WRITTEN TASK » Pick every line from the data that holds the word "title".

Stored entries
+++

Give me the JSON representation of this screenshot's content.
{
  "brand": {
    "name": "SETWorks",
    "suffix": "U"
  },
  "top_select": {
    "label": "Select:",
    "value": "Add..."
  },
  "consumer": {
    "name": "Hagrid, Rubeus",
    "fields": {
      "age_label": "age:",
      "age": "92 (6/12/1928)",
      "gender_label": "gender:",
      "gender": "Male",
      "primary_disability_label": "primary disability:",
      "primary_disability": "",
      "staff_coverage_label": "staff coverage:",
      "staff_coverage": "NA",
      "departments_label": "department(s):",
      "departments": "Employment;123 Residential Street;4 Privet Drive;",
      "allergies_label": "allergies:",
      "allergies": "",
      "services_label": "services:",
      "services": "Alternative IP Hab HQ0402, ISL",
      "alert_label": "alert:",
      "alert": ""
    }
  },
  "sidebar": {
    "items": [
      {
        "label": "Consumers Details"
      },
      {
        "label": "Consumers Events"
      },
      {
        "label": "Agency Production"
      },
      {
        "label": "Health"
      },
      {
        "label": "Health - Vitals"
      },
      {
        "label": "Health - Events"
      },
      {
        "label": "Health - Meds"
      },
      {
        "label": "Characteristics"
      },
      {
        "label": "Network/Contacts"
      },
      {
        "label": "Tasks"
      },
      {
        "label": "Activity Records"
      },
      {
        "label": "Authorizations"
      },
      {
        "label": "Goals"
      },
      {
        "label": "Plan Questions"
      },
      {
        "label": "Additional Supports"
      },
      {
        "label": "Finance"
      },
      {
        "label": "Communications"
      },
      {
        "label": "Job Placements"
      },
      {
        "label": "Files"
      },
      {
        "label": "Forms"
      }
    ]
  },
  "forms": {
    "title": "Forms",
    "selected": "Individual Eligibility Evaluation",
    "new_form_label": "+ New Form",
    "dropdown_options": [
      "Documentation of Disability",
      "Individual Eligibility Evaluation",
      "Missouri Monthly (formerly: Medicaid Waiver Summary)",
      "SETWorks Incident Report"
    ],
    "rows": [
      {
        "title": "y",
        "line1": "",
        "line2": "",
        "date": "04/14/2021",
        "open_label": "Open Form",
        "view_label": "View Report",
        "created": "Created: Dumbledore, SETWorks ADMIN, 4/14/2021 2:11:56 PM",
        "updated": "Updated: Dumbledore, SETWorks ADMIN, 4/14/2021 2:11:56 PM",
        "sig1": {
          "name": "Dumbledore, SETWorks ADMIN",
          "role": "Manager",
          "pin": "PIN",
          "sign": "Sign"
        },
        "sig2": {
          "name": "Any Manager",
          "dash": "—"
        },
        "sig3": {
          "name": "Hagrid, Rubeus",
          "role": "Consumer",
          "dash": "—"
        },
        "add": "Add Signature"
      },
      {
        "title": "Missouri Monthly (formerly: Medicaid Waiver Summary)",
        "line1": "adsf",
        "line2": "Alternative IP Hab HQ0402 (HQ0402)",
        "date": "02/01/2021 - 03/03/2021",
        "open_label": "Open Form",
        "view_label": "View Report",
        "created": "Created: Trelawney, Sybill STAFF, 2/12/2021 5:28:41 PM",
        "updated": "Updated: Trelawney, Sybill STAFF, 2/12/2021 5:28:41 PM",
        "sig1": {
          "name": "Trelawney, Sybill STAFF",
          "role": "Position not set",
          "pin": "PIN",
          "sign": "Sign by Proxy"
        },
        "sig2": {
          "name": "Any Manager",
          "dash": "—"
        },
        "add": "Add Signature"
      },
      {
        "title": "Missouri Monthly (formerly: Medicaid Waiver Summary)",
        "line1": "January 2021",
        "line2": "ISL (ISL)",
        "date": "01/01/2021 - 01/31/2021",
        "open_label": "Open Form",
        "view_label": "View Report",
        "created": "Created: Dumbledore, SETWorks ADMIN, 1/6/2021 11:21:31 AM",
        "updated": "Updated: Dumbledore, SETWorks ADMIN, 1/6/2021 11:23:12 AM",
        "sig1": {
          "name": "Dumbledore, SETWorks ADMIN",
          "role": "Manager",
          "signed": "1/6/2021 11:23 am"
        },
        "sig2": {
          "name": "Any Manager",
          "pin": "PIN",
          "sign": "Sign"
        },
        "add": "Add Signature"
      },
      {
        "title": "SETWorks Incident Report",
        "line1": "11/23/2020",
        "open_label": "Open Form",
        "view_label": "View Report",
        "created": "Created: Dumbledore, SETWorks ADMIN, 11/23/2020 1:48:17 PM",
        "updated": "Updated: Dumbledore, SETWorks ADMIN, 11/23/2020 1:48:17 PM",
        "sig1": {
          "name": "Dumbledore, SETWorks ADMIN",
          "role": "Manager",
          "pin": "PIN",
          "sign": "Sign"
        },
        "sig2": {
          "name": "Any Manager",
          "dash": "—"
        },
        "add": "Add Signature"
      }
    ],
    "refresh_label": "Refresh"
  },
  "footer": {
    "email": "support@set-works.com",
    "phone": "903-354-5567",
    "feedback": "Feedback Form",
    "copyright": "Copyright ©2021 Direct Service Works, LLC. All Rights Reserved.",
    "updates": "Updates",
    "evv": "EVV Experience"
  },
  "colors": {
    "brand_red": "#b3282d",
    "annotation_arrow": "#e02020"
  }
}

+++

OUTPUT »
    "title": "Forms",
        "title": "y",
        "title": "Missouri Monthly (formerly: Medicaid Waiver Summary)",
        "title": "Missouri Monthly (formerly: Medicaid Waiver Summary)",
        "title": "SETWorks Incident Report",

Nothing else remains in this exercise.